======== Data for review ========
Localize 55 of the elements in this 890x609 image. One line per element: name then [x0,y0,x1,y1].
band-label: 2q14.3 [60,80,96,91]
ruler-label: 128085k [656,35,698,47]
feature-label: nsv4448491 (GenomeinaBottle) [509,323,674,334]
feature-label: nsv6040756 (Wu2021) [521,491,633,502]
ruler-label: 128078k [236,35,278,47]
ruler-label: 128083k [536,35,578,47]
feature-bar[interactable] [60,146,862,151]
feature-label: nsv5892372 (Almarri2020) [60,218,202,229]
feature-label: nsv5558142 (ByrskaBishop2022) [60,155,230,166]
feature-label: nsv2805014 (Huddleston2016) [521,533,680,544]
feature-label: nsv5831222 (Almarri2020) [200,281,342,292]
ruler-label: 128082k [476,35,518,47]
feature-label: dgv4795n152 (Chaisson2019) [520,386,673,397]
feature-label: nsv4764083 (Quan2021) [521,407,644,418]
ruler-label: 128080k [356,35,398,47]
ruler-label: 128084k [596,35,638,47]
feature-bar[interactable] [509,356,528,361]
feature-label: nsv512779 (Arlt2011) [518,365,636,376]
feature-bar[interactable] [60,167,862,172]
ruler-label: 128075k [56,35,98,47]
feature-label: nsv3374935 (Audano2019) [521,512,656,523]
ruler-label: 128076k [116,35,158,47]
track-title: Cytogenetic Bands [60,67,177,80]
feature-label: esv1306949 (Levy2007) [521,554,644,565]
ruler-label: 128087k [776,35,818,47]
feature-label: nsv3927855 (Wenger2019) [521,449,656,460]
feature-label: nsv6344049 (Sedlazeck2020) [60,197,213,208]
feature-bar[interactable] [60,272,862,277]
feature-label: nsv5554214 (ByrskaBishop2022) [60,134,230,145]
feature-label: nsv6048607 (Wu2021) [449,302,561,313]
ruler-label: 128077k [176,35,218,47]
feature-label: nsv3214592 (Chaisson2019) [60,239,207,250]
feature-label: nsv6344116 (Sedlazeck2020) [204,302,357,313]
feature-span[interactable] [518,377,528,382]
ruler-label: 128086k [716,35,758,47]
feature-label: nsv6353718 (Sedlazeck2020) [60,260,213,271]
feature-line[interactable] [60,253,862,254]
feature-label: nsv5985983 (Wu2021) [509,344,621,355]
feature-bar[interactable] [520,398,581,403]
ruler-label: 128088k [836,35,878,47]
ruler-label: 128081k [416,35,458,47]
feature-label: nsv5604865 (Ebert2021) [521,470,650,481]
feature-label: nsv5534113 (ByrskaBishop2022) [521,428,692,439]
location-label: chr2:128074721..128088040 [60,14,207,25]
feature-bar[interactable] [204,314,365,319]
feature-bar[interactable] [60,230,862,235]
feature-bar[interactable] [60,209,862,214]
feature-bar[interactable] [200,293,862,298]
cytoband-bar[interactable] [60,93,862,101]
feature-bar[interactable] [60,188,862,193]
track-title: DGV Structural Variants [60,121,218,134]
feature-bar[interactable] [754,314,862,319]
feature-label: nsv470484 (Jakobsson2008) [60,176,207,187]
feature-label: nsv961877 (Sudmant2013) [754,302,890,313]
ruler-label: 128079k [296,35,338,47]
========
__Description of the task__
Look through the entries. Copy out each line with "track" in it.

__Exercise output__
track-title: Cytogenetic Bands [60,67,177,80]
track-title: DGV Structural Variants [60,121,218,134]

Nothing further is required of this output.